課題の指示: 下にある行のうち、「page-body (183, 203, 1450, 1938)」を含む行から始めて「list-item: - выбор」を含む行で終わるまでを、一字一句変えずに書き写してください。最初と最後の行も含めます。

§

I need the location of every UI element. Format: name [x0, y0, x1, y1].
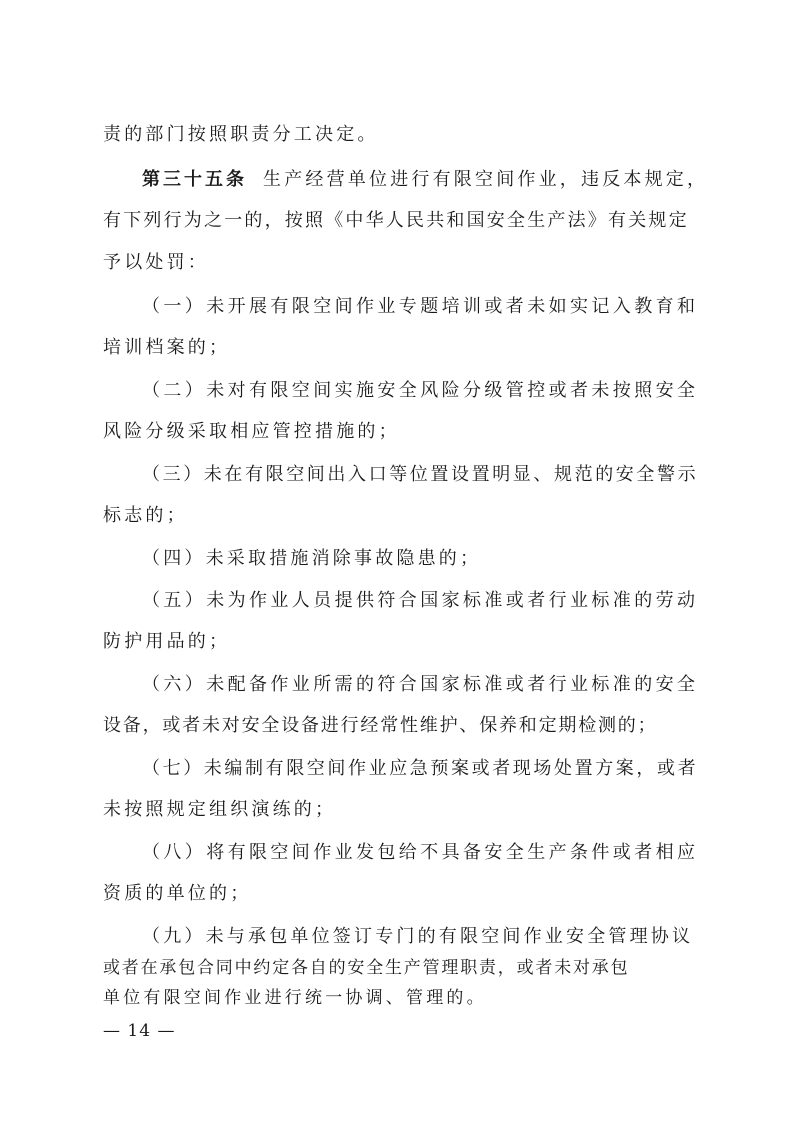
list-item-9-l1: （九）未与承包单位签订专门的有限空间作业安全管理协议 — [142, 926, 694, 947]
list-item-1-line-1: （一）未开展有限空间作业专题培训或者未如实记入教育和 — [142, 296, 699, 317]
list-item-1-line-2: 培训档案的； — [103, 337, 231, 358]
list-item-5-line-2: 防护用品的； — [103, 631, 231, 652]
list-item-9-line-2: 或者在承包合同中约定各自的安全生产管理职责，或者未对承包 — [103, 958, 630, 978]
list-item-6-line-1: （六）未配备作业所需的符合国家标准或者行业标准的安全 — [142, 674, 699, 695]
article-intro-text: 生产经营单位进行有限空间作业，违反本规定， — [263, 169, 709, 190]
list-item-3-line-2: 标志的； — [103, 505, 188, 526]
list-item-8-line-1: （八）将有限空间作业发包给不具备安全生产条件或者相应 — [142, 842, 699, 863]
list-item-8-line-2: 资质的单位的； — [103, 883, 252, 904]
list-item-9-line-3: 单位有限空间作业进行统一协调、管理的。 — [103, 988, 487, 1008]
list-item-2-line-2: 风险分级采取相应管控措施的； — [103, 421, 400, 442]
list-item-5-line-1: （五）未为作业人员提供符合国家标准或者行业标准的劳动 — [142, 590, 699, 611]
list-item-6-line-2: 设备，或者未对安全设备进行经常性维护、保养和定期检测的； — [103, 715, 658, 736]
list-item-4-line-1: （四）未采取措施消除事故隐患的； — [142, 548, 482, 569]
article-intro-line-3: 予以处罚： — [103, 252, 209, 273]
list-item-7-line-1: （七）未编制有限空间作业应急预案或者现场处置方案，或者 — [142, 758, 699, 779]
article-intro-line-2: 有下列行为之一的，按照《中华人民共和国安全生产法》有关规定 — [103, 210, 689, 231]
list-item-2-line-1: （二）未对有限空间实施安全风险分级管控或者未按照安全 — [142, 380, 699, 401]
list-item-7-line-2: 未按照规定组织演练的； — [103, 799, 337, 820]
page-number: — 14 — — [103, 1021, 176, 1041]
article-number: 第三十五条 — [142, 169, 247, 190]
carry-over-text: 责的部门按照职责分工决定。 — [103, 124, 379, 145]
list-item-3-line-1: （三）未在有限空间出入口等位置设置明显、规范的安全警示 — [142, 464, 699, 485]
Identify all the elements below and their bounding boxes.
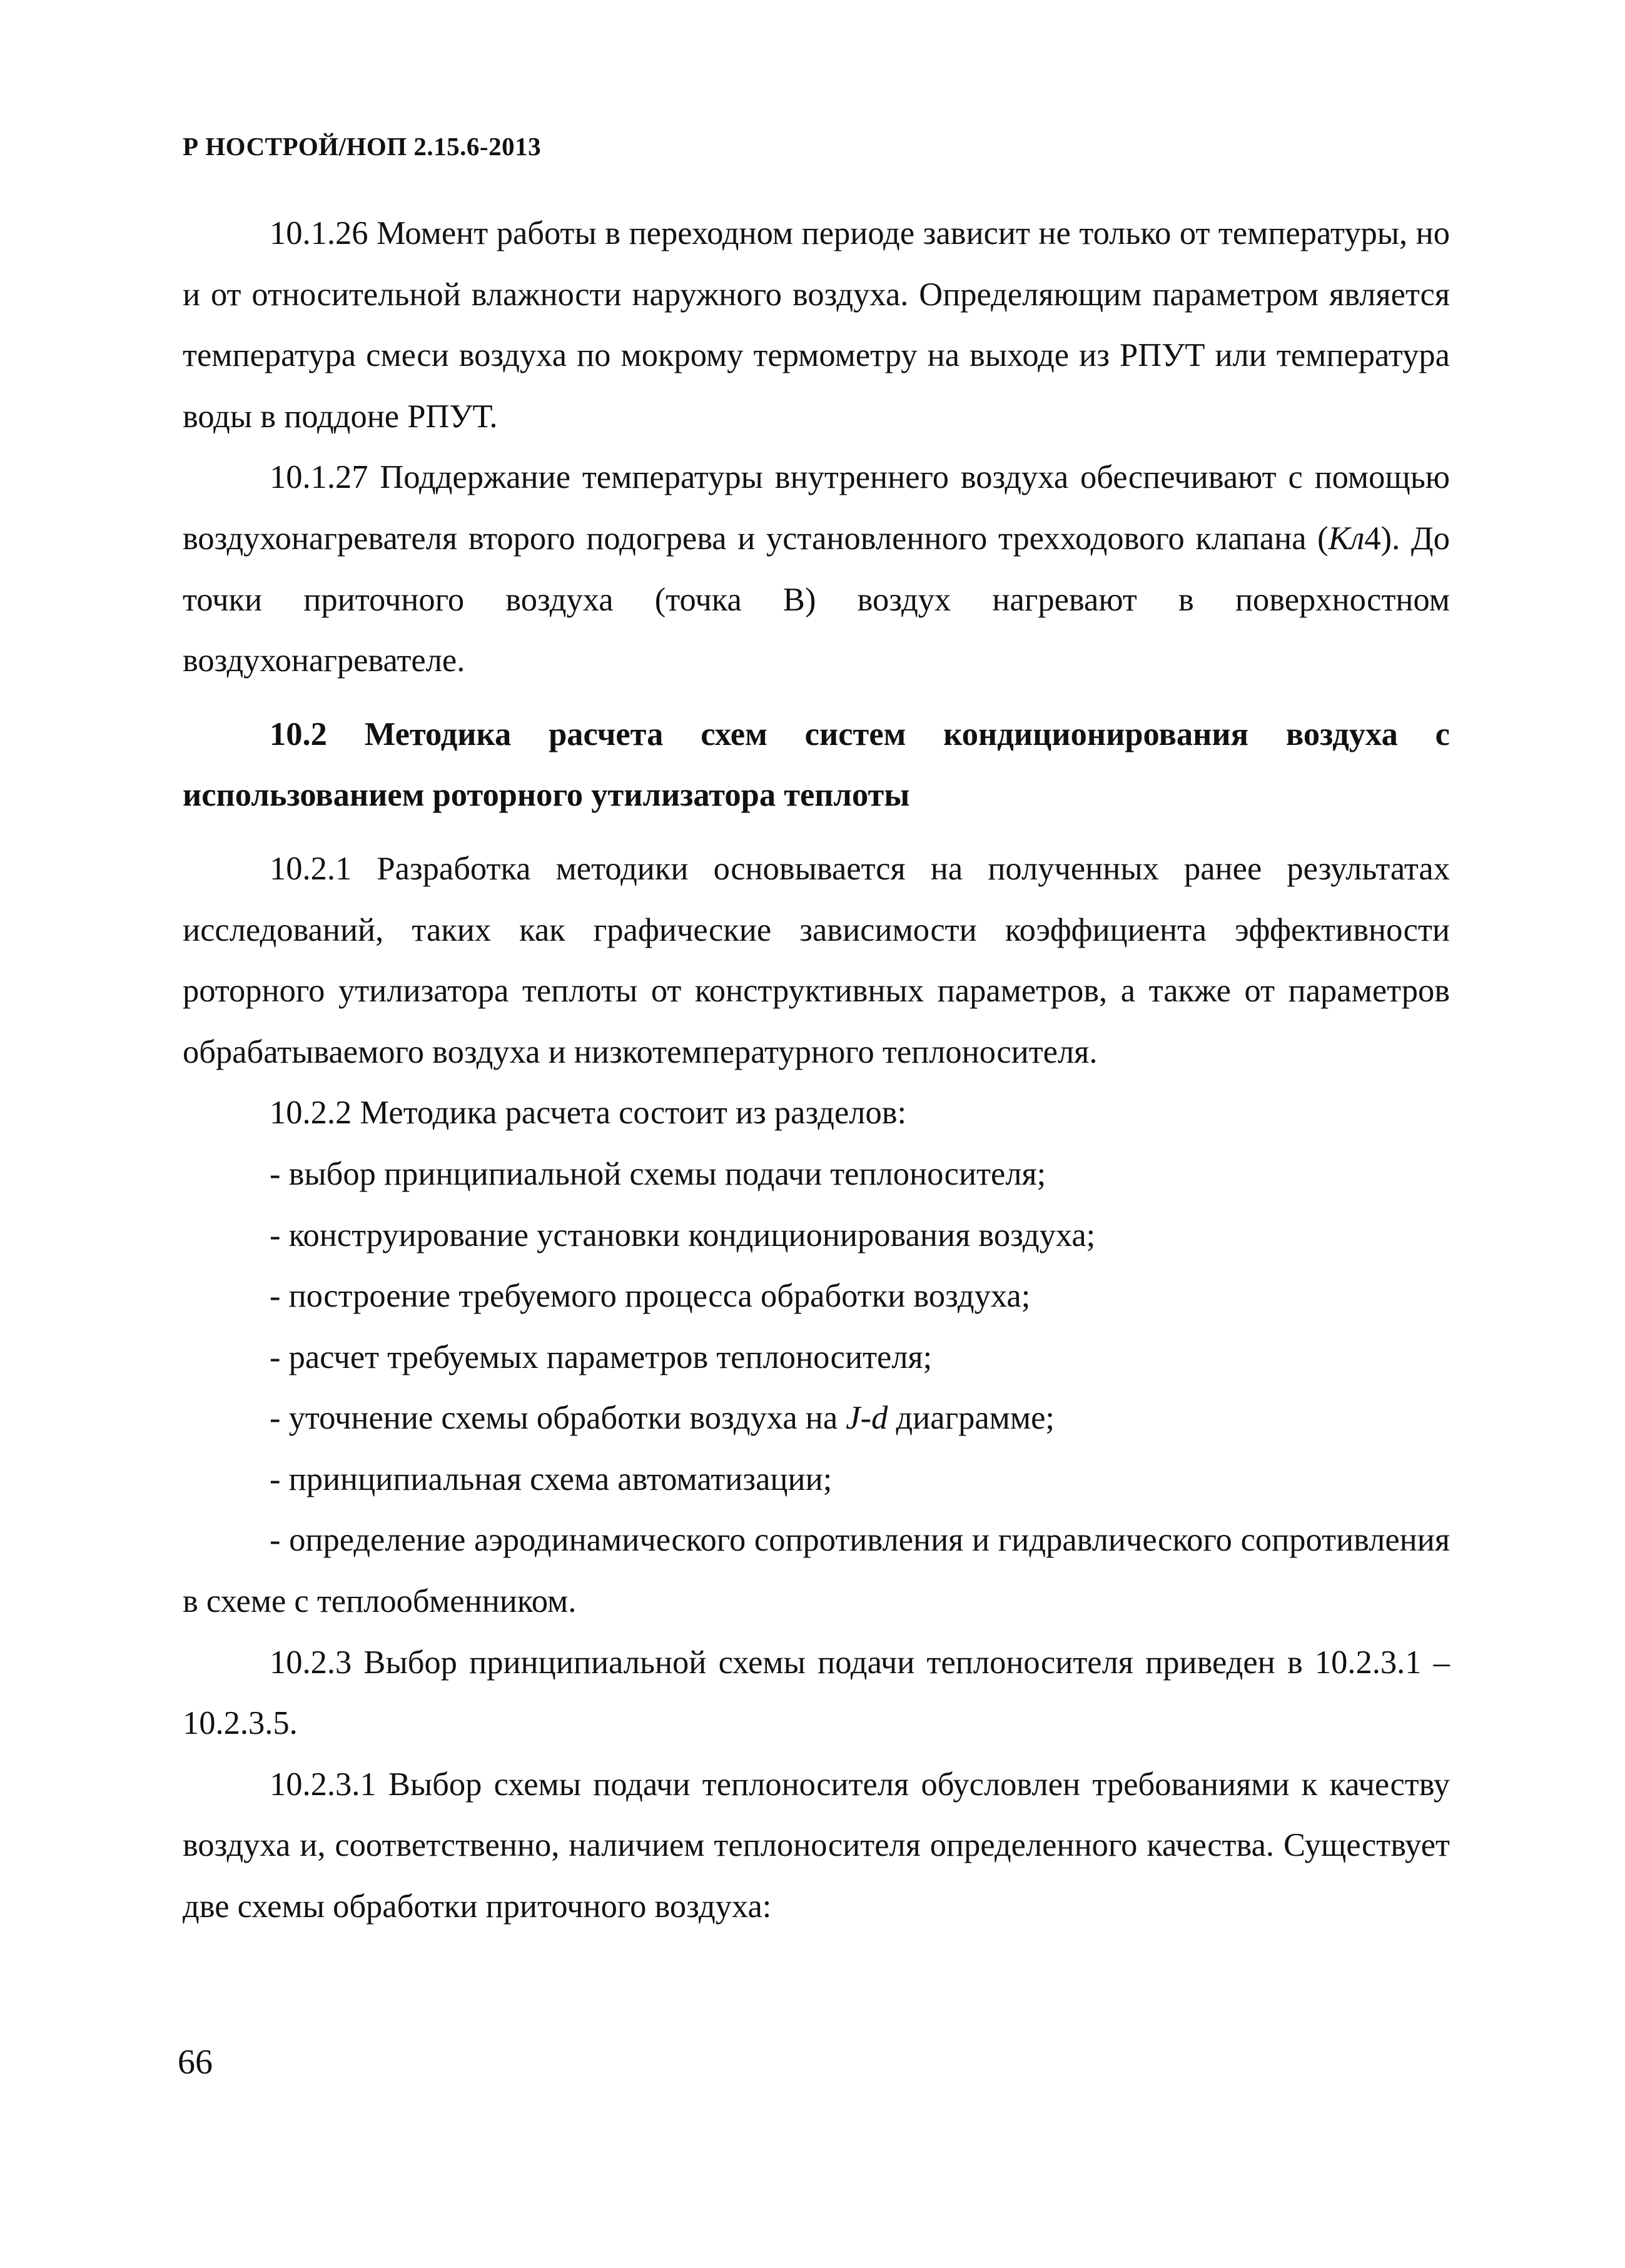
page-body (183, 203, 1450, 1938)
paragraph-10-2-3: 10.2.3 Выбор принципиальной схемы подачи теплоносителя приведен в 10.2.3.1 – 10.2.3.5. (183, 1644, 1450, 1742)
paragraph-text: 10.1.27 Поддержание температуры внутреннего воздуха обеспечивают с помощью воздухонагревателя второго подогрева и установленного трехходового клапана ( (183, 459, 1450, 557)
paragraph-10-2-3-1: 10.2.3.1 Выбор схемы подачи теплоносителя обусловлен требованиями к качеству воздуха и, соответственно, наличием теплоносителя определенного качества. Существует две схемы обработки приточного воздуха: (183, 1766, 1450, 1925)
list-item: - конструирование установки кондиционирования воздуха; (270, 1217, 1096, 1253)
page-number: 66 (178, 2043, 213, 2082)
list-item: - построение требуемого процесса обработки воздуха; (270, 1278, 1031, 1315)
list-item: - выбор принципиальной схемы подачи теплоносителя; (270, 1155, 1046, 1192)
section-heading-10-2: 10.2 Методика расчета схем систем кондиционирования воздуха с использованием роторного утилизатора теплоты (183, 716, 1450, 814)
list-item-text: - уточнение схемы обработки воздуха на (270, 1400, 846, 1437)
paragraph-text: 4). До точки приточного воздуха (точка В) воздух нагревают в поверхностном воздухонагревателе. (183, 520, 1450, 679)
paragraph-10-2-2: 10.2.2 Методика расчета состоит из разделов: (270, 1095, 907, 1131)
document-code-header: Р НОСТРОЙ/НОП 2.15.6-2013 (183, 132, 542, 161)
list-item: - принципиальная схема автоматизации; (270, 1461, 833, 1497)
paragraph-10-2-1: 10.2.1 Разработка методики основывается на полученных ранее результатах исследований, таких как графические зависимости коэффициента эффективности роторного утилизатора теплоты от конструктивных параметров, а также от параметров обрабатываемого воздуха и низкотемпературного теплоносителя. (183, 850, 1450, 1070)
list-item (183, 1388, 1450, 1449)
list-item-text: диаграмме; (888, 1400, 1055, 1437)
italic-symbol: J-d (846, 1400, 888, 1437)
italic-symbol: Кл (1328, 520, 1365, 557)
paragraph-10-1-27 (183, 447, 1450, 691)
list-item: - определение аэродинамического сопротивления и гидравлического сопротивления в схеме с теплообменником. (183, 1522, 1450, 1620)
list-item: - расчет требуемых параметров теплоносителя; (270, 1339, 933, 1375)
paragraph-10-1-26: 10.1.26 Момент работы в переходном периоде зависит не только от температуры, но и от относительной влажности наружного воздуха. Определяющим параметром является температура смеси воздуха по мокрому термометру на выходе из РПУТ или температура воды в поддоне РПУТ. (183, 215, 1450, 435)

§

課題の結果:
page-body (183, 203, 1450, 1938)
paragraph-10-2-3: 10.2.3 Выбор принципиальной схемы подачи теплоносителя приведен в 10.2.3.1 – 10.2.3.5. (183, 1644, 1450, 1742)
paragraph-text: 10.1.27 Поддержание температуры внутреннего воздуха обеспечивают с помощью воздухонагревателя второго подогрева и установленного трехходового клапана ( (183, 459, 1450, 557)
paragraph-10-2-3-1: 10.2.3.1 Выбор схемы подачи теплоносителя обусловлен требованиями к качеству воздуха и, соответственно, наличием теплоносителя определенного качества. Существует две схемы обработки приточного воздуха: (183, 1766, 1450, 1925)
list-item: - конструирование установки кондиционирования воздуха; (270, 1217, 1096, 1253)
page-number: 66 (178, 2043, 213, 2082)
list-item: - построение требуемого процесса обработки воздуха; (270, 1278, 1031, 1315)
list-item: - выбор принципиальной схемы подачи теплоносителя; (270, 1155, 1046, 1192)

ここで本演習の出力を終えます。